Task to carry out:
Format every line of the entries below as a Markdown table with two columns, Row and Line. Number each line in Row, and leave out blank lines.

Data supplied:
+ + + + +

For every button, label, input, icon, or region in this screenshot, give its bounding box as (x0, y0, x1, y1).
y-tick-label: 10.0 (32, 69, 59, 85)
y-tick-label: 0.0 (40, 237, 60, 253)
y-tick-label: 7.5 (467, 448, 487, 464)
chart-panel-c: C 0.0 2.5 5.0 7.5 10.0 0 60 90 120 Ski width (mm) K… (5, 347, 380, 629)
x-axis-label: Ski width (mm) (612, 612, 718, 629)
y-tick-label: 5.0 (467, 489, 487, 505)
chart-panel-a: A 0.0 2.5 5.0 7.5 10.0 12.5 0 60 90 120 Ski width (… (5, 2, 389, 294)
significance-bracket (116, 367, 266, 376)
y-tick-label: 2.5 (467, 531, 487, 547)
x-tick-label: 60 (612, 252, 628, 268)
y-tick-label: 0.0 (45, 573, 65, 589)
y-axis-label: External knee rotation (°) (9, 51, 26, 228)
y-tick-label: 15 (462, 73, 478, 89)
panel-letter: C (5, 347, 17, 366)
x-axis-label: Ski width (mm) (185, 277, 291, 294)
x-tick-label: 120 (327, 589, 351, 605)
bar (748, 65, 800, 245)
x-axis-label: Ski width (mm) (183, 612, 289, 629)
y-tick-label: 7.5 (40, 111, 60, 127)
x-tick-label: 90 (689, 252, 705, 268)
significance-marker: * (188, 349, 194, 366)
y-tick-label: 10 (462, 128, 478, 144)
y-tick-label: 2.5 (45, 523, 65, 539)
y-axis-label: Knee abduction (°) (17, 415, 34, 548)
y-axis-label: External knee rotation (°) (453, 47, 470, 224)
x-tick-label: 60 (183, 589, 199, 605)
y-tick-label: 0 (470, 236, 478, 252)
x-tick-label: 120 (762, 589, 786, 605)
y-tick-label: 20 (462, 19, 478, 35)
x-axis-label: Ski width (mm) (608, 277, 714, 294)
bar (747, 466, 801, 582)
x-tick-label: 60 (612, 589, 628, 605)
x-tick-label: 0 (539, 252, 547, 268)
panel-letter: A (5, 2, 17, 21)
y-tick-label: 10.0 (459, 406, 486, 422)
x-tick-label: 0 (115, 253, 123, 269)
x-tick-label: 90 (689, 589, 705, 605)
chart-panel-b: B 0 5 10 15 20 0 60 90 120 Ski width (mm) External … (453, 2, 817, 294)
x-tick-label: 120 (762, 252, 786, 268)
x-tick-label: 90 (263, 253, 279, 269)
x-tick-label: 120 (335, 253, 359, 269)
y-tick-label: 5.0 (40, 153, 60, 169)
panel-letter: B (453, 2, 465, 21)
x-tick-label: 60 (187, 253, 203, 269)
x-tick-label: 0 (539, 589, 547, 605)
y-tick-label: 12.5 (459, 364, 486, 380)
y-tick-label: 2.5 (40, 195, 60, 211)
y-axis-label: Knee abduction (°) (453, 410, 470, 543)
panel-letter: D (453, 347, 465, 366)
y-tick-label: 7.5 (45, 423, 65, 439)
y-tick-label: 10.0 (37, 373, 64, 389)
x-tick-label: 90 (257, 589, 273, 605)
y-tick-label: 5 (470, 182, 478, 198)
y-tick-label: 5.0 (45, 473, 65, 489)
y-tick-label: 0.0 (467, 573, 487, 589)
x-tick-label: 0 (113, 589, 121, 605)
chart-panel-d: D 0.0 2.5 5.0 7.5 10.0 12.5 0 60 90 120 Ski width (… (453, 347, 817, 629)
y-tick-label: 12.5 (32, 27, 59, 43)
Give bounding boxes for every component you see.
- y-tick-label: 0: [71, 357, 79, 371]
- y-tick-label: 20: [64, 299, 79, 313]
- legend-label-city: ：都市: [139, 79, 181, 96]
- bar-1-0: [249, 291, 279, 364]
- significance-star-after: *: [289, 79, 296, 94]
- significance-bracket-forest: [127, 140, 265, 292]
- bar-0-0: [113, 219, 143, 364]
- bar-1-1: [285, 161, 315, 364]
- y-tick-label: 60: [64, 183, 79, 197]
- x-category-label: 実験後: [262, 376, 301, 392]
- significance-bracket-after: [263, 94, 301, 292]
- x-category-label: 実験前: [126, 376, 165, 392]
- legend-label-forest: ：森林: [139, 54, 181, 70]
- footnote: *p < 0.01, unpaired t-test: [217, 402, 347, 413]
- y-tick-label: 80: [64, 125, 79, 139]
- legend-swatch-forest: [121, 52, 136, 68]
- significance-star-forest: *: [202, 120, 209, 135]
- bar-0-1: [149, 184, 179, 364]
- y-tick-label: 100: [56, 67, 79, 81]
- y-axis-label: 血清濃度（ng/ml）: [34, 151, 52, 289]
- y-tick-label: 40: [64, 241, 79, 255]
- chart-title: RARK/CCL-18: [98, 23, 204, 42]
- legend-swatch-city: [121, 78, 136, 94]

+ + + + +

Result:
| Row | Line |
|---|---|
| 1 | For every button, label, input, icon, or region in this screenshot, give its bounding box as (x0, y0, x1, y1). |
| 2 | y-tick-label: 10.0 (32, 69, 59, 85) |
| 3 | y-tick-label: 0.0 (40, 237, 60, 253) |
| 4 | y-tick-label: 7.5 (467, 448, 487, 464) |
| 5 | chart-panel-c: C 0.0 2.5 5.0 7.5 10.0 0 60 90 120 Ski width (mm) K… (5, 347, 380, 629) |
| 6 | x-axis-label: Ski width (mm) (612, 612, 718, 629) |
| 7 | y-tick-label: 5.0 (467, 489, 487, 505) |
| 8 | chart-panel-a: A 0.0 2.5 5.0 7.5 10.0 12.5 0 60 90 120 Ski width (… (5, 2, 389, 294) |
| 9 | significance-bracket (116, 367, 266, 376) |
| 10 | y-tick-label: 2.5 (467, 531, 487, 547) |
| 11 | x-tick-label: 60 (612, 252, 628, 268) |
| 12 | y-tick-label: 0.0 (45, 573, 65, 589) |
| 13 | y-axis-label: External knee rotation (°) (9, 51, 26, 228) |
| 14 | y-tick-label: 15 (462, 73, 478, 89) |
| 15 | panel-letter: C (5, 347, 17, 366) |
| 16 | x-axis-label: Ski width (mm) (185, 277, 291, 294) |
| 17 | x-tick-label: 120 (327, 589, 351, 605) |
| 18 | bar (748, 65, 800, 245) |
| 19 | x-axis-label: Ski width (mm) (183, 612, 289, 629) |
| 20 | y-tick-label: 7.5 (40, 111, 60, 127) |
| 21 | x-tick-label: 90 (689, 252, 705, 268) |
| 22 | significance-marker: * (188, 349, 194, 366) |
| 23 | y-tick-label: 10 (462, 128, 478, 144) |
| 24 | y-tick-label: 2.5 (45, 523, 65, 539) |
| 25 | y-axis-label: Knee abduction (°) (17, 415, 34, 548) |
| 26 | y-axis-label: External knee rotation (°) (453, 47, 470, 224) |
| 27 | x-tick-label: 60 (183, 589, 199, 605) |
| 28 | y-tick-label: 0 (470, 236, 478, 252) |
| 29 | x-tick-label: 120 (762, 589, 786, 605) |
| 30 | y-tick-label: 20 (462, 19, 478, 35) |
| 31 | x-axis-label: Ski width (mm) (608, 277, 714, 294) |
| 32 | bar (747, 466, 801, 582) |
| 33 | x-tick-label: 60 (612, 589, 628, 605) |
| 34 | x-tick-label: 0 (539, 252, 547, 268) |
| 35 | panel-letter: A (5, 2, 17, 21) |
| 36 | y-tick-label: 10.0 (459, 406, 486, 422) |
| 37 | x-tick-label: 0 (115, 253, 123, 269) |
| 38 | x-tick-label: 90 (689, 589, 705, 605) |
| 39 | chart-panel-b: B 0 5 10 15 20 0 60 90 120 Ski width (mm) External … (453, 2, 817, 294) |
| 40 | x-tick-label: 120 (762, 252, 786, 268) |
| 41 | x-tick-label: 90 (263, 253, 279, 269) |
| 42 | x-tick-label: 120 (335, 253, 359, 269) |
| 43 | y-tick-label: 5.0 (40, 153, 60, 169) |
| 44 | panel-letter: B (453, 2, 465, 21) |
| 45 | x-tick-label: 60 (187, 253, 203, 269) |
| 46 | x-tick-label: 0 (539, 589, 547, 605) |
| 47 | y-tick-label: 12.5 (459, 364, 486, 380) |
| 48 | y-tick-label: 2.5 (40, 195, 60, 211) |
| 49 | y-axis-label: Knee abduction (°) (453, 410, 470, 543) |
| 50 | panel-letter: D (453, 347, 465, 366) |
| 51 | y-tick-label: 7.5 (45, 423, 65, 439) |
| 52 | y-tick-label: 10.0 (37, 373, 64, 389) |
| 53 | x-tick-label: 90 (257, 589, 273, 605) |
| 54 | y-tick-label: 5 (470, 182, 478, 198) |
| 55 | y-tick-label: 5.0 (45, 473, 65, 489) |
| 56 | y-tick-label: 0.0 (467, 573, 487, 589) |
| 57 | x-tick-label: 0 (113, 589, 121, 605) |
| 58 | chart-panel-d: D 0.0 2.5 5.0 7.5 10.0 12.5 0 60 90 120 Ski width (… (453, 347, 817, 629) |
| 59 | y-tick-label: 12.5 (32, 27, 59, 43) |
| 60 | Give bounding boxes for every component you see. |
| 61 | - y-tick-label: 0: [71, 357, 79, 371] |
| 62 | - y-tick-label: 20: [64, 299, 79, 313] |
| 63 | - legend-label-city: ：都市: [139, 79, 181, 96] |
| 64 | - bar-1-0: [249, 291, 279, 364] |
| 65 | - significance-star-after: *: [289, 79, 296, 94] |
| 66 | - significance-bracket-forest: [127, 140, 265, 292] |
| 67 | - bar-0-0: [113, 219, 143, 364] |
| 68 | - bar-1-1: [285, 161, 315, 364] |
| 69 | - y-tick-label: 60: [64, 183, 79, 197] |
| 70 | - x-category-label: 実験後: [262, 376, 301, 392] |
| 71 | - significance-bracket-after: [263, 94, 301, 292] |
| 72 | - x-category-label: 実験前: [126, 376, 165, 392] |
| 73 | - legend-label-forest: ：森林: [139, 54, 181, 70] |
| 74 | - footnote: *p < 0.01, unpaired t-test: [217, 402, 347, 413] |
| 75 | - y-tick-label: 80: [64, 125, 79, 139] |
| 76 | - legend-swatch-forest: [121, 52, 136, 68] |
| 77 | - significance-star-forest: *: [202, 120, 209, 135] |
| 78 | - bar-0-1: [149, 184, 179, 364] |
| 79 | - y-tick-label: 100: [56, 67, 79, 81] |
| 80 | - y-axis-label: 血清濃度（ng/ml）: [34, 151, 52, 289] |
| 81 | - y-tick-label: 40: [64, 241, 79, 255] |
| 82 | - chart-title: RARK/CCL-18: [98, 23, 204, 42] |
| 83 | - legend-swatch-city: [121, 78, 136, 94] |